• _TASK OBJECTIVE_: All of the data must be printed exactly; please include every line.

• _DATA_:
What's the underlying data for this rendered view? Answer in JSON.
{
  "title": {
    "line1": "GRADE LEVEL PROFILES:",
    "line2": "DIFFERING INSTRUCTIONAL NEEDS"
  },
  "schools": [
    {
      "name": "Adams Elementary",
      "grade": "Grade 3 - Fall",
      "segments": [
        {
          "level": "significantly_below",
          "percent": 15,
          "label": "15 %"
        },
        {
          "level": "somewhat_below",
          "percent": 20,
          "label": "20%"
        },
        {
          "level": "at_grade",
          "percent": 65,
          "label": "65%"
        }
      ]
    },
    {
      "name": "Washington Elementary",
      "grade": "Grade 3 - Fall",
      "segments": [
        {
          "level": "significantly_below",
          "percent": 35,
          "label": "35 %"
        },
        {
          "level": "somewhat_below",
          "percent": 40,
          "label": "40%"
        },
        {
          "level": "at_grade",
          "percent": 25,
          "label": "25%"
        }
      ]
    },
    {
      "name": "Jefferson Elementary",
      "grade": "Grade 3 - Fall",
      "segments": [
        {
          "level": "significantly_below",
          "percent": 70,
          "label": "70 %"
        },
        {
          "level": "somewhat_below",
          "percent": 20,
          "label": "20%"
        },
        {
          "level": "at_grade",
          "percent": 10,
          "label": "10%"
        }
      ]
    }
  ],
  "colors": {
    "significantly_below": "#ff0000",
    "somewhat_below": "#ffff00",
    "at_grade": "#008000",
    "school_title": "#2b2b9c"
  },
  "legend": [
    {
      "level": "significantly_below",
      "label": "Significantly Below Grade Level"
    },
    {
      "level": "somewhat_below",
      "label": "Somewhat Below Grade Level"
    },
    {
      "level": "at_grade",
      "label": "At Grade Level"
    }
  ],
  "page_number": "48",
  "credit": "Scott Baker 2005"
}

• _SOLVED PROBLEM_:
What's the underlying data for this rendered view? Answer in JSON.
{
  "title": {
    "line1": "GRADE LEVEL PROFILES:",
    "line2": "DIFFERING INSTRUCTIONAL NEEDS"
  },
  "schools": [
    {
      "name": "Adams Elementary",
      "grade": "Grade 3 - Fall",
      "segments": [
        {
          "level": "significantly_below",
          "percent": 15,
          "label": "15 %"
        },
        {
          "level": "somewhat_below",
          "percent": 20,
          "label": "20%"
        },
        {
          "level": "at_grade",
          "percent": 65,
          "label": "65%"
        }
      ]
    },
    {
      "name": "Washington Elementary",
      "grade": "Grade 3 - Fall",
      "segments": [
        {
          "level": "significantly_below",
          "percent": 35,
          "label": "35 %"
        },
        {
          "level": "somewhat_below",
          "percent": 40,
          "label": "40%"
        },
        {
          "level": "at_grade",
          "percent": 25,
          "label": "25%"
        }
      ]
    },
    {
      "name": "Jefferson Elementary",
      "grade": "Grade 3 - Fall",
      "segments": [
        {
          "level": "significantly_below",
          "percent": 70,
          "label": "70 %"
        },
        {
          "level": "somewhat_below",
          "percent": 20,
          "label": "20%"
        },
        {
          "level": "at_grade",
          "percent": 10,
          "label": "10%"
        }
      ]
    }
  ],
  "colors": {
    "significantly_below": "#ff0000",
    "somewhat_below": "#ffff00",
    "at_grade": "#008000",
    "school_title": "#2b2b9c"
  },
  "legend": [
    {
      "level": "significantly_below",
      "label": "Significantly Below Grade Level"
    },
    {
      "level": "somewhat_below",
      "label": "Somewhat Below Grade Level"
    },
    {
      "level": "at_grade",
      "label": "At Grade Level"
    }
  ],
  "page_number": "48",
  "credit": "Scott Baker 2005"
}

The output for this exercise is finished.